Problem details - Write out the listing below in full and exactly, leaving out every picture.

Dataset records -
□ □ □

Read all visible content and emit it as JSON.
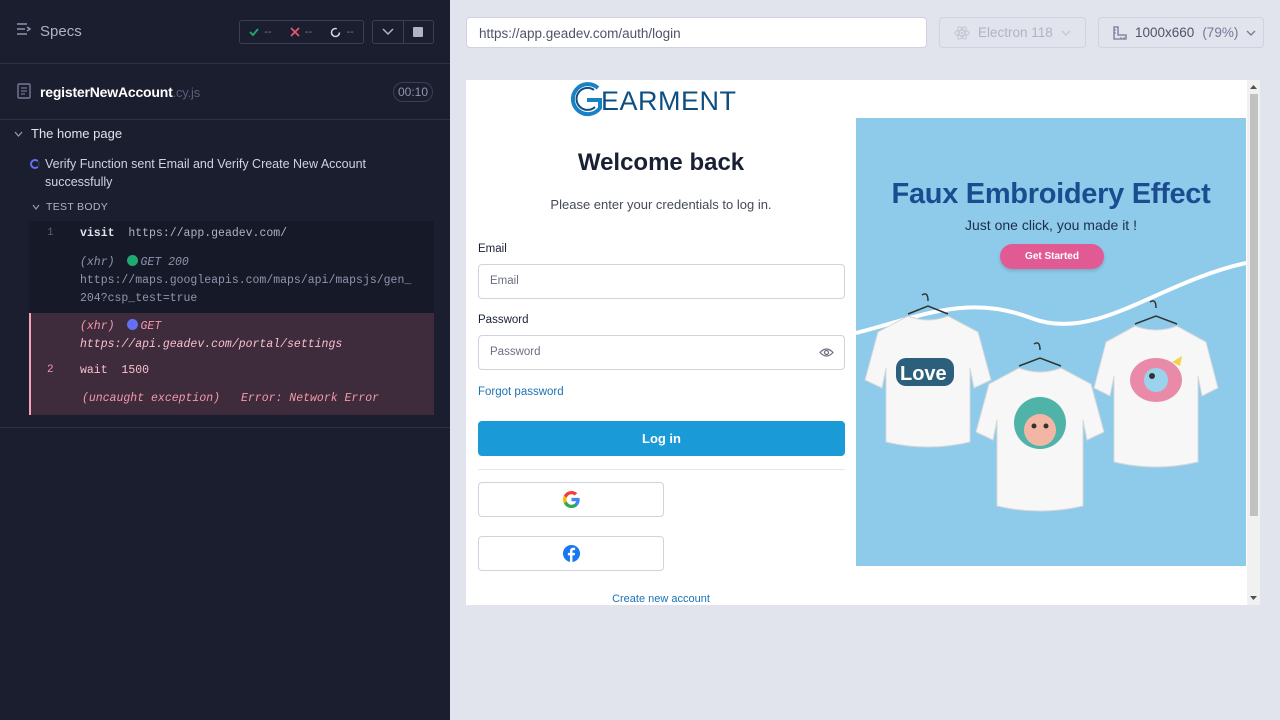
{
  "reporter": {
    "specs_label": "Specs",
    "stats": {
      "passed": "--",
      "failed": "--",
      "pending": "--"
    },
    "spec_file": {
      "name": "registerNewAccount",
      "ext": ".cy.js",
      "duration": "00:10"
    },
    "suite_title": "The home page",
    "test_title": "Verify Function sent Email and Verify Create New Account successfully",
    "body_label": "TEST BODY",
    "commands": {
      "c1": {
        "num": "1",
        "name": "visit",
        "message": "https://app.geadev.com/"
      },
      "x1": {
        "type": "(xhr)",
        "method": "GET 200",
        "url1": "https://maps.googleapis.com/maps/api/mapsjs/gen_",
        "url2": "204?csp_test=true"
      },
      "x2": {
        "type": "(xhr)",
        "method": "GET",
        "url": "https://api.geadev.com/portal/settings"
      },
      "c2": {
        "num": "2",
        "name": "wait",
        "message": "1500"
      },
      "error": {
        "label": "(uncaught exception)",
        "message": "Error: Network Error"
      }
    }
  },
  "toolbar": {
    "url": "https://app.geadev.com/auth/login",
    "browser": "Electron 118",
    "viewport": "1000x660",
    "zoom": "(79%)"
  },
  "app": {
    "logo_text": "EARMENT",
    "welcome": "Welcome back",
    "subtitle": "Please enter your credentials to log in.",
    "email_label": "Email",
    "email_placeholder": "Email",
    "password_label": "Password",
    "password_placeholder": "Password",
    "forgot": "Forgot password",
    "login_button": "Log in",
    "create_account": "Create new account",
    "banner": {
      "title": "Faux Embroidery Effect",
      "subtitle": "Just one click, you made it !",
      "cta": "Get Started",
      "shirt_text": "Love"
    }
  },
  "colors": {
    "reporter_bg": "#1b1e2e",
    "accent_blue": "#1a9ad6",
    "banner_bg": "#8ecaea",
    "error_pink": "#f59aa9",
    "pass_green": "#1fa971",
    "pending_purple": "#6470f3"
  }
}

□ □ □

Expected output -
Read all visible content and emit it as JSON.
{
  "reporter": {
    "specs_label": "Specs",
    "stats": {
      "passed": "--",
      "failed": "--",
      "pending": "--"
    },
    "spec_file": {
      "name": "registerNewAccount",
      "ext": ".cy.js",
      "duration": "00:10"
    },
    "suite_title": "The home page",
    "test_title": "Verify Function sent Email and Verify Create New Account successfully",
    "body_label": "TEST BODY",
    "commands": {
      "c1": {
        "num": "1",
        "name": "visit",
        "message": "https://app.geadev.com/"
      },
      "x1": {
        "type": "(xhr)",
        "method": "GET 200",
        "url1": "https://maps.googleapis.com/maps/api/mapsjs/gen_",
        "url2": "204?csp_test=true"
      },
      "x2": {
        "type": "(xhr)",
        "method": "GET",
        "url": "https://api.geadev.com/portal/settings"
      },
      "c2": {
        "num": "2",
        "name": "wait",
        "message": "1500"
      },
      "error": {
        "label": "(uncaught exception)",
        "message": "Error: Network Error"
      }
    }
  },
  "toolbar": {
    "url": "https://app.geadev.com/auth/login",
    "browser": "Electron 118",
    "viewport": "1000x660",
    "zoom": "(79%)"
  },
  "app": {
    "logo_text": "EARMENT",
    "welcome": "Welcome back",
    "subtitle": "Please enter your credentials to log in.",
    "email_label": "Email",
    "email_placeholder": "Email",
    "password_label": "Password",
    "password_placeholder": "Password",
    "forgot": "Forgot password",
    "login_button": "Log in",
    "create_account": "Create new account",
    "banner": {
      "title": "Faux Embroidery Effect",
      "subtitle": "Just one click, you made it !",
      "cta": "Get Started",
      "shirt_text": "Love"
    }
  },
  "colors": {
    "reporter_bg": "#1b1e2e",
    "accent_blue": "#1a9ad6",
    "banner_bg": "#8ecaea",
    "error_pink": "#f59aa9",
    "pass_green": "#1fa971",
    "pending_purple": "#6470f3"
  }
}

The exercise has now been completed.